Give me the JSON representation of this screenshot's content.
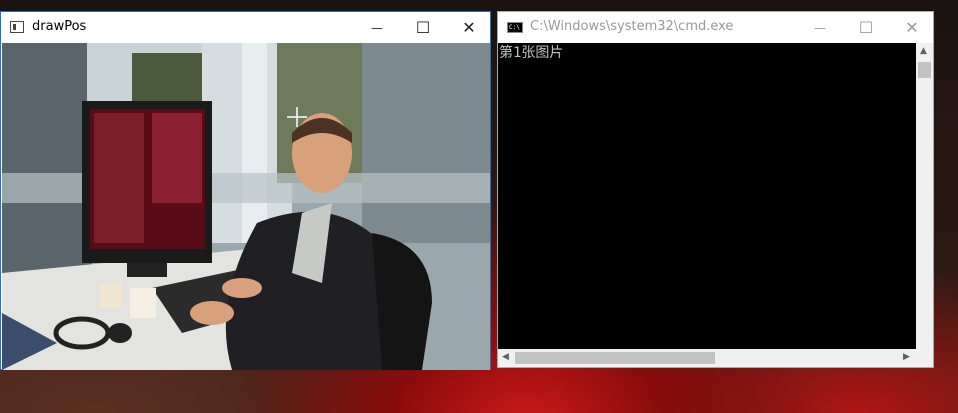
{
  "windows": {
    "drawpos": {
      "title": "drawPos",
      "controls": {
        "minimize": "—",
        "maximize": "☐",
        "close": "✕"
      }
    },
    "cmd": {
      "title": "C:\\Windows\\system32\\cmd.exe",
      "icon_text": "C:\\",
      "controls": {
        "minimize": "—",
        "maximize": "☐",
        "close": "✕"
      },
      "console_output": "第1张图片"
    }
  },
  "colors": {
    "active_border": "#1e73c8",
    "console_bg": "#000000",
    "console_text": "#c0c0c0"
  },
  "icons": [
    "app-icon",
    "cmd-icon",
    "crosshair-cursor-icon"
  ]
}
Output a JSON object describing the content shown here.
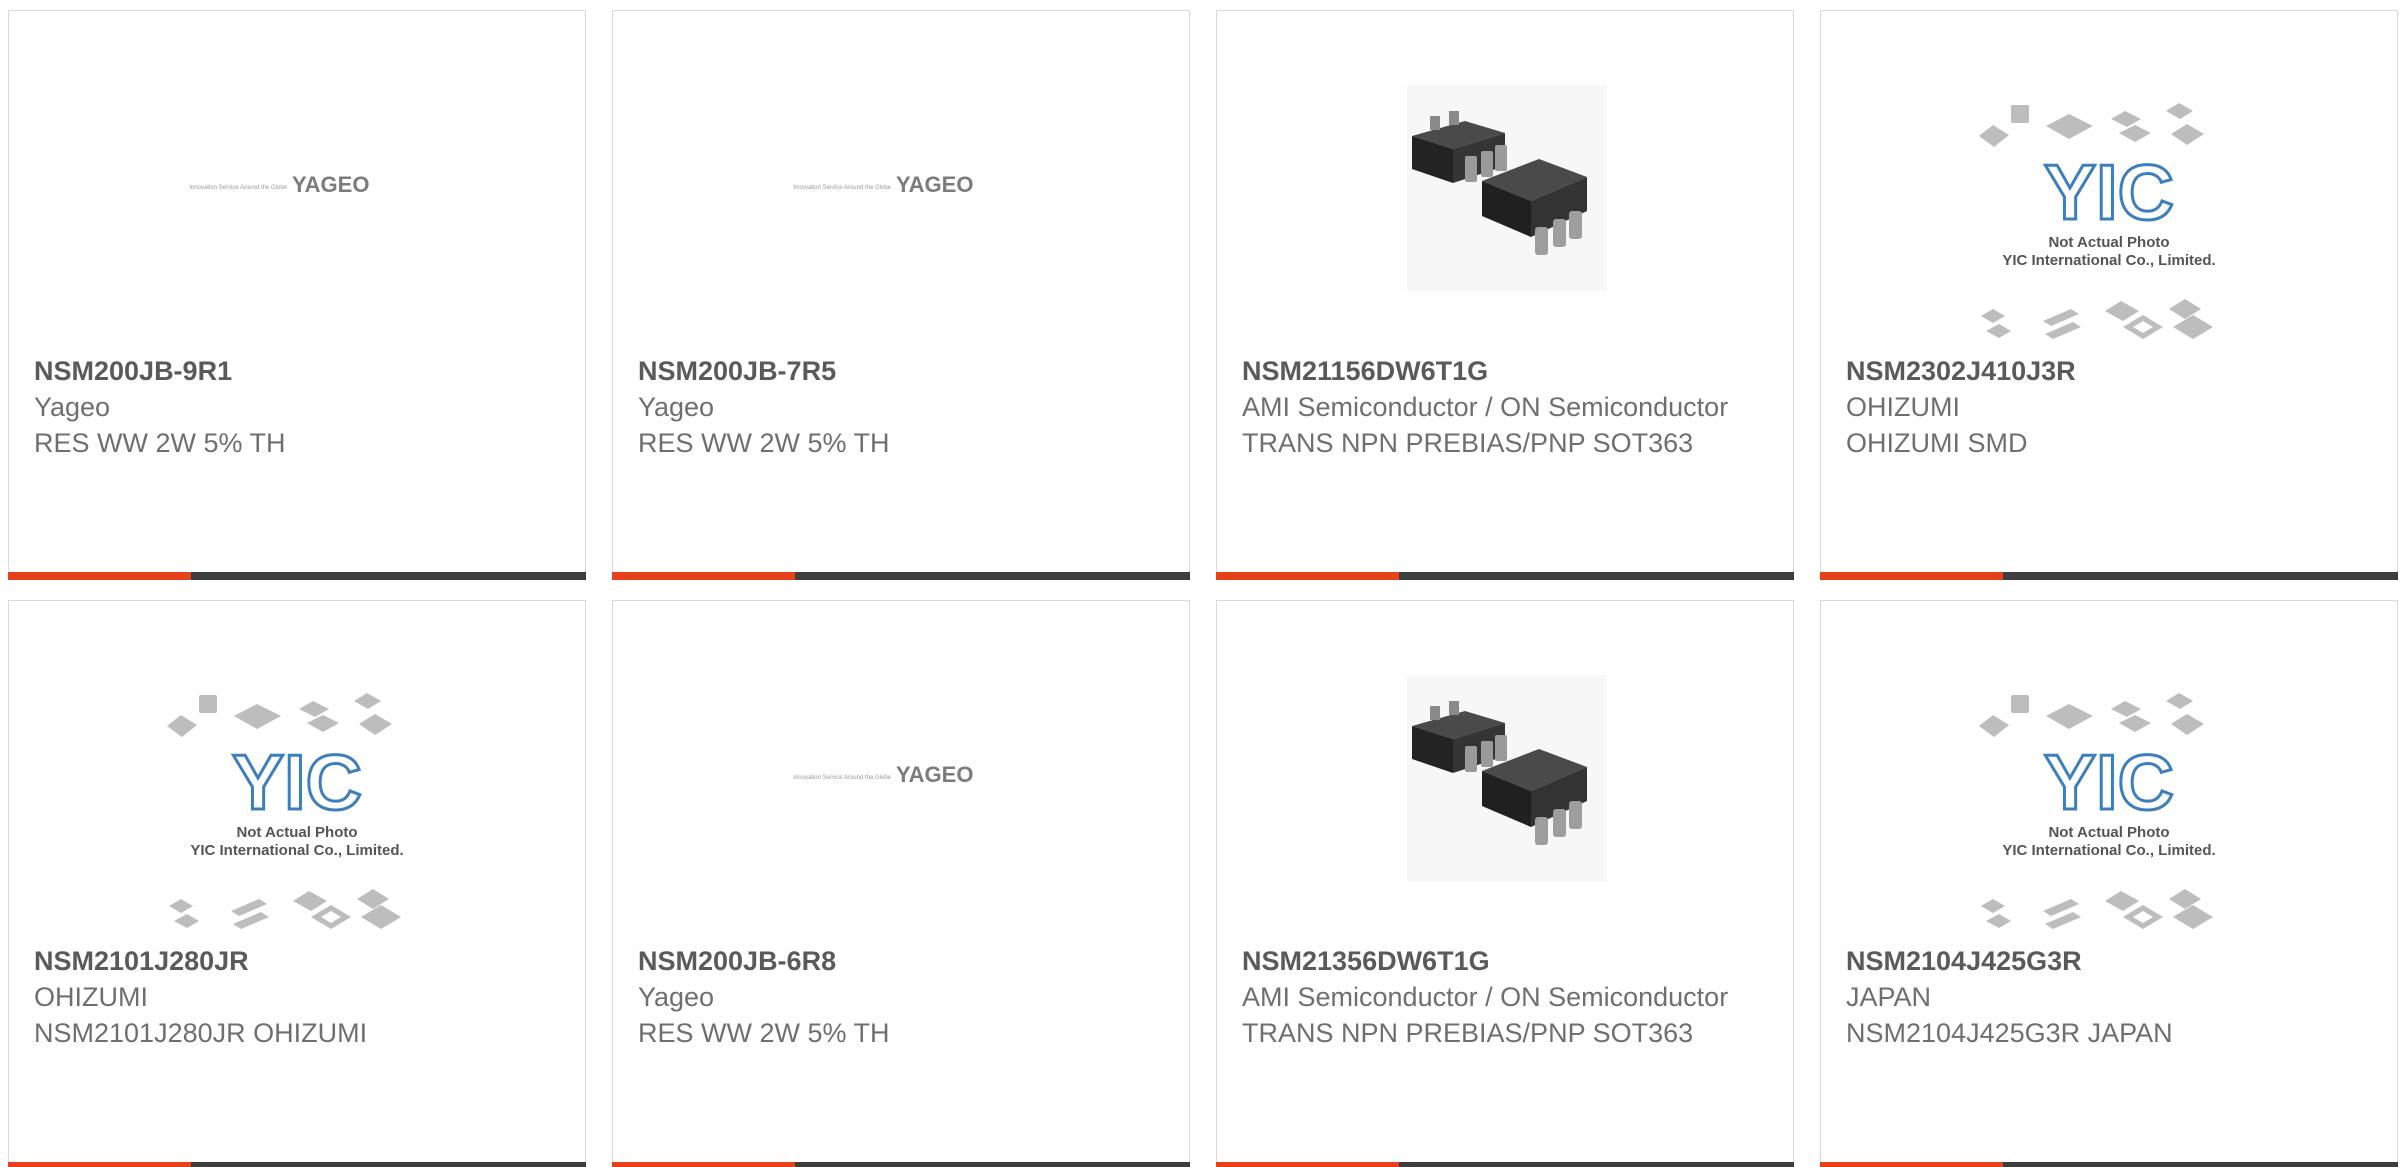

-.-.-

### WHAT YOU WILL DO
Please transcribe the material above exactly as written. Leave the pictures out.

### THE REPLY
Give me the JSON representation of this screenshot's content.
{
  "windows": {
    "drawpos": {
      "title": "drawPos",
      "controls": {
        "minimize": "—",
        "maximize": "☐",
        "close": "✕"
      }
    },
    "cmd": {
      "title": "C:\\Windows\\system32\\cmd.exe",
      "icon_text": "C:\\",
      "controls": {
        "minimize": "—",
        "maximize": "☐",
        "close": "✕"
      },
      "console_output": "第1张图片"
    }
  },
  "colors": {
    "active_border": "#1e73c8",
    "console_bg": "#000000",
    "console_text": "#c0c0c0"
  },
  "icons": [
    "app-icon",
    "cmd-icon",
    "crosshair-cursor-icon"
  ]
}
Output a JSON object describing the content shown here.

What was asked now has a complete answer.